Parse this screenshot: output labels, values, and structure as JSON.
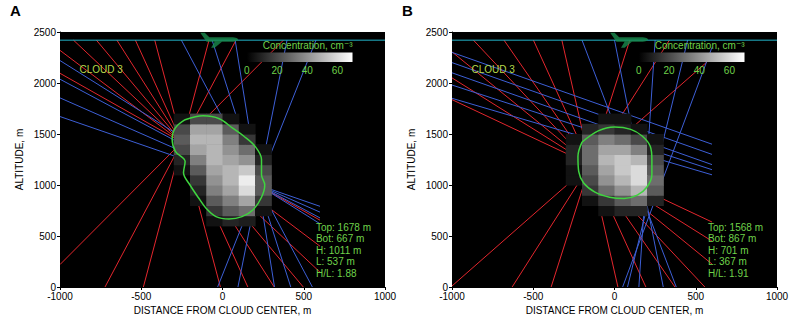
{
  "chart_data": [
    {
      "type": "heatmap",
      "panel": "A",
      "title": "CLOUD 3",
      "xlabel": "DISTANCE FROM CLOUD CENTER, m",
      "ylabel": "ALTITUDE, m",
      "xlim": [
        -1000,
        1000
      ],
      "xticks": [
        -1000,
        -500,
        0,
        500,
        1000
      ],
      "ylim": [
        0,
        2500
      ],
      "yticks": [
        0,
        500,
        1000,
        1500,
        2000,
        2500
      ],
      "cells": {
        "x": [
          -250,
          -150,
          -50,
          50,
          150,
          250
        ],
        "y": [
          650,
          750,
          850,
          950,
          1050,
          1150,
          1250,
          1350,
          1450,
          1550,
          1650
        ],
        "values": [
          [
            0,
            0,
            5,
            10,
            8,
            0
          ],
          [
            0,
            0,
            15,
            25,
            30,
            5
          ],
          [
            0,
            5,
            25,
            35,
            45,
            15
          ],
          [
            0,
            10,
            35,
            45,
            60,
            25
          ],
          [
            0,
            15,
            40,
            50,
            65,
            25
          ],
          [
            5,
            25,
            45,
            50,
            55,
            20
          ],
          [
            10,
            35,
            50,
            45,
            40,
            10
          ],
          [
            20,
            45,
            50,
            40,
            30,
            5
          ],
          [
            25,
            50,
            50,
            35,
            15,
            0
          ],
          [
            20,
            45,
            45,
            25,
            5,
            0
          ],
          [
            5,
            20,
            20,
            5,
            0,
            0
          ]
        ]
      },
      "colorbar": {
        "label": "Concentration, cm⁻³",
        "range": [
          0,
          70
        ],
        "ticks": [
          0,
          20,
          40,
          60
        ]
      },
      "outline": {
        "color": "#3fd43f",
        "points": [
          [
            -230,
            1640
          ],
          [
            -120,
            1678
          ],
          [
            -20,
            1650
          ],
          [
            60,
            1560
          ],
          [
            130,
            1480
          ],
          [
            200,
            1380
          ],
          [
            240,
            1250
          ],
          [
            240,
            1100
          ],
          [
            260,
            1000
          ],
          [
            240,
            880
          ],
          [
            190,
            760
          ],
          [
            120,
            690
          ],
          [
            40,
            667
          ],
          [
            -40,
            690
          ],
          [
            -100,
            770
          ],
          [
            -150,
            880
          ],
          [
            -200,
            1000
          ],
          [
            -240,
            1120
          ],
          [
            -230,
            1230
          ],
          [
            -290,
            1330
          ],
          [
            -310,
            1450
          ],
          [
            -290,
            1560
          ],
          [
            -230,
            1640
          ]
        ]
      },
      "rays": [
        {
          "color": "#e3262d",
          "segments": [
            [
              -1000,
              2095,
              600,
              655
            ],
            [
              -1000,
              2320,
              600,
              400
            ],
            [
              -917,
              2420,
              600,
              145
            ],
            [
              -776,
              2420,
              497,
              0
            ],
            [
              -650,
              2420,
              318,
              0
            ],
            [
              -536,
              2420,
              156,
              0
            ],
            [
              -417,
              2420,
              -13,
              0
            ],
            [
              -83,
              2420,
              -487,
              0
            ],
            [
              83,
              2420,
              -723,
              0
            ],
            [
              375,
              2420,
              -1000,
              220
            ]
          ]
        },
        {
          "color": "#3d5fd6",
          "segments": [
            [
              -1000,
              1671,
              600,
              791
            ],
            [
              -1000,
              1854,
              600,
              734
            ],
            [
              -1000,
              2037,
              600,
              677
            ],
            [
              -1000,
              2220,
              600,
              620
            ],
            [
              -253,
              2420,
              553,
              0
            ],
            [
              -64,
              2420,
              420,
              0
            ],
            [
              78,
              2420,
              320,
              0
            ],
            [
              397,
              2420,
              95,
              0
            ],
            [
              575,
              2420,
              -30,
              0
            ]
          ]
        }
      ],
      "flight_altitude": 2420,
      "aircraft_x": -20,
      "annotations": [
        "Top: 1678 m",
        "Bot: 667 m",
        "H: 1011 m",
        "L: 537 m",
        "H/L: 1.88"
      ]
    },
    {
      "type": "heatmap",
      "panel": "B",
      "title": "CLOUD 3",
      "xlabel": "DISTANCE FROM CLOUD CENTER, m",
      "ylabel": "ALTITUDE, m",
      "xlim": [
        -1000,
        1000
      ],
      "xticks": [
        -1000,
        -500,
        0,
        500,
        1000
      ],
      "ylim": [
        0,
        2500
      ],
      "yticks": [
        0,
        500,
        1000,
        1500,
        2000,
        2500
      ],
      "cells": {
        "x": [
          -250,
          -150,
          -50,
          50,
          150,
          250
        ],
        "y": [
          750,
          850,
          950,
          1050,
          1150,
          1250,
          1350,
          1450,
          1550,
          1650
        ],
        "values": [
          [
            0,
            0,
            5,
            10,
            10,
            0
          ],
          [
            0,
            5,
            15,
            25,
            30,
            10
          ],
          [
            0,
            15,
            30,
            40,
            50,
            25
          ],
          [
            5,
            20,
            40,
            50,
            60,
            30
          ],
          [
            5,
            25,
            45,
            55,
            60,
            25
          ],
          [
            10,
            30,
            50,
            55,
            50,
            20
          ],
          [
            10,
            30,
            45,
            45,
            35,
            10
          ],
          [
            5,
            25,
            35,
            30,
            20,
            5
          ],
          [
            0,
            10,
            15,
            10,
            5,
            0
          ],
          [
            0,
            0,
            5,
            5,
            0,
            0
          ]
        ]
      },
      "colorbar": {
        "label": "Concentration, cm⁻³",
        "range": [
          0,
          70
        ],
        "ticks": [
          0,
          20,
          40,
          60
        ]
      },
      "outline": {
        "color": "#3fd43f",
        "points": [
          [
            -200,
            1420
          ],
          [
            -100,
            1530
          ],
          [
            0,
            1568
          ],
          [
            100,
            1545
          ],
          [
            170,
            1480
          ],
          [
            220,
            1380
          ],
          [
            230,
            1250
          ],
          [
            230,
            1100
          ],
          [
            200,
            980
          ],
          [
            140,
            900
          ],
          [
            60,
            867
          ],
          [
            -30,
            880
          ],
          [
            -120,
            930
          ],
          [
            -190,
            1020
          ],
          [
            -220,
            1130
          ],
          [
            -225,
            1280
          ],
          [
            -200,
            1420
          ]
        ]
      },
      "rays": [
        {
          "color": "#e3262d",
          "segments": [
            [
              -1000,
              1837,
              600,
              637
            ],
            [
              -1000,
              2050,
              600,
              450
            ],
            [
              -1000,
              2305,
              600,
              225
            ],
            [
              -868,
              2420,
              556,
              0
            ],
            [
              -680,
              2420,
              372,
              0
            ],
            [
              -499,
              2420,
              193,
              0
            ],
            [
              -324,
              2420,
              21,
              0
            ],
            [
              94,
              2420,
              -390,
              0
            ],
            [
              338,
              2420,
              -630,
              0
            ],
            [
              600,
              2250,
              -1000,
              10
            ]
          ]
        },
        {
          "color": "#3d5fd6",
          "segments": [
            [
              -1000,
              2300,
              600,
              1400
            ],
            [
              -1000,
              2200,
              600,
              1300
            ],
            [
              -1000,
              2100,
              600,
              1200
            ],
            [
              -1000,
              1980,
              600,
              1150
            ],
            [
              -1000,
              1850,
              600,
              1100
            ],
            [
              -200,
              2420,
              380,
              0
            ],
            [
              0,
              2420,
              300,
              0
            ],
            [
              250,
              2420,
              150,
              0
            ],
            [
              450,
              2420,
              80,
              0
            ],
            [
              600,
              2350,
              50,
              0
            ]
          ]
        }
      ],
      "flight_altitude": 2420,
      "aircraft_x": 90,
      "annotations": [
        "Top: 1568 m",
        "Bot: 867 m",
        "H: 701 m",
        "L: 367 m",
        "H/L: 1.91"
      ]
    }
  ]
}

· · ·

Requirements:
The data above should be repeated exactly, minus any pictures.

Solved problem:
Parse this screenshot: output labels, values, and structure as JSON.
{
  "chart_data": [
    {
      "type": "heatmap",
      "panel": "A",
      "title": "CLOUD 3",
      "xlabel": "DISTANCE FROM CLOUD CENTER, m",
      "ylabel": "ALTITUDE, m",
      "xlim": [
        -1000,
        1000
      ],
      "xticks": [
        -1000,
        -500,
        0,
        500,
        1000
      ],
      "ylim": [
        0,
        2500
      ],
      "yticks": [
        0,
        500,
        1000,
        1500,
        2000,
        2500
      ],
      "cells": {
        "x": [
          -250,
          -150,
          -50,
          50,
          150,
          250
        ],
        "y": [
          650,
          750,
          850,
          950,
          1050,
          1150,
          1250,
          1350,
          1450,
          1550,
          1650
        ],
        "values": [
          [
            0,
            0,
            5,
            10,
            8,
            0
          ],
          [
            0,
            0,
            15,
            25,
            30,
            5
          ],
          [
            0,
            5,
            25,
            35,
            45,
            15
          ],
          [
            0,
            10,
            35,
            45,
            60,
            25
          ],
          [
            0,
            15,
            40,
            50,
            65,
            25
          ],
          [
            5,
            25,
            45,
            50,
            55,
            20
          ],
          [
            10,
            35,
            50,
            45,
            40,
            10
          ],
          [
            20,
            45,
            50,
            40,
            30,
            5
          ],
          [
            25,
            50,
            50,
            35,
            15,
            0
          ],
          [
            20,
            45,
            45,
            25,
            5,
            0
          ],
          [
            5,
            20,
            20,
            5,
            0,
            0
          ]
        ]
      },
      "colorbar": {
        "label": "Concentration, cm⁻³",
        "range": [
          0,
          70
        ],
        "ticks": [
          0,
          20,
          40,
          60
        ]
      },
      "outline": {
        "color": "#3fd43f",
        "points": [
          [
            -230,
            1640
          ],
          [
            -120,
            1678
          ],
          [
            -20,
            1650
          ],
          [
            60,
            1560
          ],
          [
            130,
            1480
          ],
          [
            200,
            1380
          ],
          [
            240,
            1250
          ],
          [
            240,
            1100
          ],
          [
            260,
            1000
          ],
          [
            240,
            880
          ],
          [
            190,
            760
          ],
          [
            120,
            690
          ],
          [
            40,
            667
          ],
          [
            -40,
            690
          ],
          [
            -100,
            770
          ],
          [
            -150,
            880
          ],
          [
            -200,
            1000
          ],
          [
            -240,
            1120
          ],
          [
            -230,
            1230
          ],
          [
            -290,
            1330
          ],
          [
            -310,
            1450
          ],
          [
            -290,
            1560
          ],
          [
            -230,
            1640
          ]
        ]
      },
      "rays": [
        {
          "color": "#e3262d",
          "segments": [
            [
              -1000,
              2095,
              600,
              655
            ],
            [
              -1000,
              2320,
              600,
              400
            ],
            [
              -917,
              2420,
              600,
              145
            ],
            [
              -776,
              2420,
              497,
              0
            ],
            [
              -650,
              2420,
              318,
              0
            ],
            [
              -536,
              2420,
              156,
              0
            ],
            [
              -417,
              2420,
              -13,
              0
            ],
            [
              -83,
              2420,
              -487,
              0
            ],
            [
              83,
              2420,
              -723,
              0
            ],
            [
              375,
              2420,
              -1000,
              220
            ]
          ]
        },
        {
          "color": "#3d5fd6",
          "segments": [
            [
              -1000,
              1671,
              600,
              791
            ],
            [
              -1000,
              1854,
              600,
              734
            ],
            [
              -1000,
              2037,
              600,
              677
            ],
            [
              -1000,
              2220,
              600,
              620
            ],
            [
              -253,
              2420,
              553,
              0
            ],
            [
              -64,
              2420,
              420,
              0
            ],
            [
              78,
              2420,
              320,
              0
            ],
            [
              397,
              2420,
              95,
              0
            ],
            [
              575,
              2420,
              -30,
              0
            ]
          ]
        }
      ],
      "flight_altitude": 2420,
      "aircraft_x": -20,
      "annotations": [
        "Top: 1678 m",
        "Bot: 667 m",
        "H: 1011 m",
        "L: 537 m",
        "H/L: 1.88"
      ]
    },
    {
      "type": "heatmap",
      "panel": "B",
      "title": "CLOUD 3",
      "xlabel": "DISTANCE FROM CLOUD CENTER, m",
      "ylabel": "ALTITUDE, m",
      "xlim": [
        -1000,
        1000
      ],
      "xticks": [
        -1000,
        -500,
        0,
        500,
        1000
      ],
      "ylim": [
        0,
        2500
      ],
      "yticks": [
        0,
        500,
        1000,
        1500,
        2000,
        2500
      ],
      "cells": {
        "x": [
          -250,
          -150,
          -50,
          50,
          150,
          250
        ],
        "y": [
          750,
          850,
          950,
          1050,
          1150,
          1250,
          1350,
          1450,
          1550,
          1650
        ],
        "values": [
          [
            0,
            0,
            5,
            10,
            10,
            0
          ],
          [
            0,
            5,
            15,
            25,
            30,
            10
          ],
          [
            0,
            15,
            30,
            40,
            50,
            25
          ],
          [
            5,
            20,
            40,
            50,
            60,
            30
          ],
          [
            5,
            25,
            45,
            55,
            60,
            25
          ],
          [
            10,
            30,
            50,
            55,
            50,
            20
          ],
          [
            10,
            30,
            45,
            45,
            35,
            10
          ],
          [
            5,
            25,
            35,
            30,
            20,
            5
          ],
          [
            0,
            10,
            15,
            10,
            5,
            0
          ],
          [
            0,
            0,
            5,
            5,
            0,
            0
          ]
        ]
      },
      "colorbar": {
        "label": "Concentration, cm⁻³",
        "range": [
          0,
          70
        ],
        "ticks": [
          0,
          20,
          40,
          60
        ]
      },
      "outline": {
        "color": "#3fd43f",
        "points": [
          [
            -200,
            1420
          ],
          [
            -100,
            1530
          ],
          [
            0,
            1568
          ],
          [
            100,
            1545
          ],
          [
            170,
            1480
          ],
          [
            220,
            1380
          ],
          [
            230,
            1250
          ],
          [
            230,
            1100
          ],
          [
            200,
            980
          ],
          [
            140,
            900
          ],
          [
            60,
            867
          ],
          [
            -30,
            880
          ],
          [
            -120,
            930
          ],
          [
            -190,
            1020
          ],
          [
            -220,
            1130
          ],
          [
            -225,
            1280
          ],
          [
            -200,
            1420
          ]
        ]
      },
      "rays": [
        {
          "color": "#e3262d",
          "segments": [
            [
              -1000,
              1837,
              600,
              637
            ],
            [
              -1000,
              2050,
              600,
              450
            ],
            [
              -1000,
              2305,
              600,
              225
            ],
            [
              -868,
              2420,
              556,
              0
            ],
            [
              -680,
              2420,
              372,
              0
            ],
            [
              -499,
              2420,
              193,
              0
            ],
            [
              -324,
              2420,
              21,
              0
            ],
            [
              94,
              2420,
              -390,
              0
            ],
            [
              338,
              2420,
              -630,
              0
            ],
            [
              600,
              2250,
              -1000,
              10
            ]
          ]
        },
        {
          "color": "#3d5fd6",
          "segments": [
            [
              -1000,
              2300,
              600,
              1400
            ],
            [
              -1000,
              2200,
              600,
              1300
            ],
            [
              -1000,
              2100,
              600,
              1200
            ],
            [
              -1000,
              1980,
              600,
              1150
            ],
            [
              -1000,
              1850,
              600,
              1100
            ],
            [
              -200,
              2420,
              380,
              0
            ],
            [
              0,
              2420,
              300,
              0
            ],
            [
              250,
              2420,
              150,
              0
            ],
            [
              450,
              2420,
              80,
              0
            ],
            [
              600,
              2350,
              50,
              0
            ]
          ]
        }
      ],
      "flight_altitude": 2420,
      "aircraft_x": 90,
      "annotations": [
        "Top: 1568 m",
        "Bot: 867 m",
        "H: 701 m",
        "L: 367 m",
        "H/L: 1.91"
      ]
    }
  ]
}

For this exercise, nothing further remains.